| INSTRUCTION |
From the text on the FDA's menthol cigarette ban, quote the part from "As the menthol" up to and including "Salem, and Newport.".

| TEXT EXCERPT |
-*-

The FDA's proposed rule would ban both, which the agency says will "address health disparities experienced by communities of color." Action on Smoking and Health welcomed the FDA's ban, calling it "a major step forward in Saving Black Lives" and averring that "menthol advertising violates the right to health of Black Americans."

Although menthol and nonmenthol cigarettes pose similar hazards, the FDA says menthol makes smoking more appealing and harder to quit. As Guy Bentley, director of consumer freedom at Reason Foundation (which publishes this website), noted this week, the evidence on the latter point is mixed. But even if it were clear that menthol smokers are less likely to quit, that would not necessarily mean menthol cigarettes are inherently more "addictive." That debate tends to obscure the tastes, preferences, personal characteristics, and circumstances that are crucial to understanding why some people never smoke, some start but eventually quit, and others continue smoking.

As the menthol ban's proponents see it, even the choice to start smoking is not really a choice, because consumers—in this case, black consumers in particular—are no match for Big Tobacco's persuasive wiles. Gardiner cites the industry's history of "predatory marketing," while the anti-smoking Truth Initiative condemns "relentless profiling of Black Americans and vulnerable populations" by brands like Kool, Salem, and Newport.

-*-

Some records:

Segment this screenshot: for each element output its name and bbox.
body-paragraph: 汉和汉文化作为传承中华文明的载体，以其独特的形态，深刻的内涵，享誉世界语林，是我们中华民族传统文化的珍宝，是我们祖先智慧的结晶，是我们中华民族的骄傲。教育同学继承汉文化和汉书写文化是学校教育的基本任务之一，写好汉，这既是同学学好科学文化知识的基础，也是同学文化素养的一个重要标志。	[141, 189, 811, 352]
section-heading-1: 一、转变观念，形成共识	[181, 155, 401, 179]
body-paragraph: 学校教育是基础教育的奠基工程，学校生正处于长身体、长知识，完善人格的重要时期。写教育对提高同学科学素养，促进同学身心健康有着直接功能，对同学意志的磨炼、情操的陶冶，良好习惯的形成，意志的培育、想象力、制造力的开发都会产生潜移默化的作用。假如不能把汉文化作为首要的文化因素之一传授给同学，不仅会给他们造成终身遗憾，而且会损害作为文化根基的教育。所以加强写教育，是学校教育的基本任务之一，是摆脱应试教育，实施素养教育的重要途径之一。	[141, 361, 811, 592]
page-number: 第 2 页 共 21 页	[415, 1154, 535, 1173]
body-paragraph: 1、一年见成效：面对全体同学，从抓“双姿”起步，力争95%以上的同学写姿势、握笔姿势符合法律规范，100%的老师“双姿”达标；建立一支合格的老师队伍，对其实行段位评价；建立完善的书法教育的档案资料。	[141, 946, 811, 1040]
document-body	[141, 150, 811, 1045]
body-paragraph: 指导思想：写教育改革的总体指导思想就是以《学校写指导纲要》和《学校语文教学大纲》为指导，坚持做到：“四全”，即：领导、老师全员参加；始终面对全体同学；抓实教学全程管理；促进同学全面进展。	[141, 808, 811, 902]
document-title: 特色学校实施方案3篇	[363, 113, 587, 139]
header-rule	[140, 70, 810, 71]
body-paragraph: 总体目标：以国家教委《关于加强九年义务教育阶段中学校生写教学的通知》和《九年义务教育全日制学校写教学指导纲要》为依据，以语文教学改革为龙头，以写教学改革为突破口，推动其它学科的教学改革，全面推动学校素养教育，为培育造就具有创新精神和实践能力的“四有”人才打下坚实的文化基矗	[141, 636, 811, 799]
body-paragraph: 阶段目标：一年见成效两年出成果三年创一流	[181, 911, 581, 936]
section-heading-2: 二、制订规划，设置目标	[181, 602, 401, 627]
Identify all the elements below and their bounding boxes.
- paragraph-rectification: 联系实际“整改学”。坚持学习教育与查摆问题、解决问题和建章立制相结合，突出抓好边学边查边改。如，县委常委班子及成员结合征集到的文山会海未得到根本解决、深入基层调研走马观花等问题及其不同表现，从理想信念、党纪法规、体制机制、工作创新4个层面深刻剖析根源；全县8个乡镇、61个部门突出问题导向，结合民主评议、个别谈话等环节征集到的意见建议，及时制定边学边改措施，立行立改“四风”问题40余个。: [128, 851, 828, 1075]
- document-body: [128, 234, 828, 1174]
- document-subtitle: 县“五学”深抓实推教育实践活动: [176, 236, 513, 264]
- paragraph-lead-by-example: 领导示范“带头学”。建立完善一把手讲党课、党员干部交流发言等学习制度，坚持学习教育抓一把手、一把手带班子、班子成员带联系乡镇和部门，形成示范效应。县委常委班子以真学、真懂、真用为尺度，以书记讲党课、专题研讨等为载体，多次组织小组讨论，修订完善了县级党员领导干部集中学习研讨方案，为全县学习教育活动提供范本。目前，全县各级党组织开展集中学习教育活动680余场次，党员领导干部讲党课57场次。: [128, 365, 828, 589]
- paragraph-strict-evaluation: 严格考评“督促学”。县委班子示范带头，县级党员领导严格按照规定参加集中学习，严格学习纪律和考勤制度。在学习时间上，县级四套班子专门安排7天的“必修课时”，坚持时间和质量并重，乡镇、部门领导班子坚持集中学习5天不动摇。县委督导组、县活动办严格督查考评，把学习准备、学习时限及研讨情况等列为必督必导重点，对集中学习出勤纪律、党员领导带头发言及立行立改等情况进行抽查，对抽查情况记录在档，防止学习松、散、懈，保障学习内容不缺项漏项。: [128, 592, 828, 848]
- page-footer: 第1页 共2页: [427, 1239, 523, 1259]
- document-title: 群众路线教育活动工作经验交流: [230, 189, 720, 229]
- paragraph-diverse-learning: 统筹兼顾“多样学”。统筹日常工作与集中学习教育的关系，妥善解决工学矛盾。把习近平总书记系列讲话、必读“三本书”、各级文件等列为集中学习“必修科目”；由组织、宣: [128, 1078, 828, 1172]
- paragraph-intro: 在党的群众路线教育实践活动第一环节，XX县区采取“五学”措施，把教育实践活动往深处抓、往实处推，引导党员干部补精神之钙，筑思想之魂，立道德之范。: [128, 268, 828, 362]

-*-

| TASK RESPONSE |
As the menthol ban's proponents see it, even the choice to start smoking is not really a choice, because consumers—in this case, black consumers in particular—are no match for Big Tobacco's persuasive wiles. Gardiner cites the industry's history of "predatory marketing," while the anti-smoking Truth Initiative condemns "relentless profiling of Black Americans and vulnerable populations" by brands like Kool, Salem, and Newport.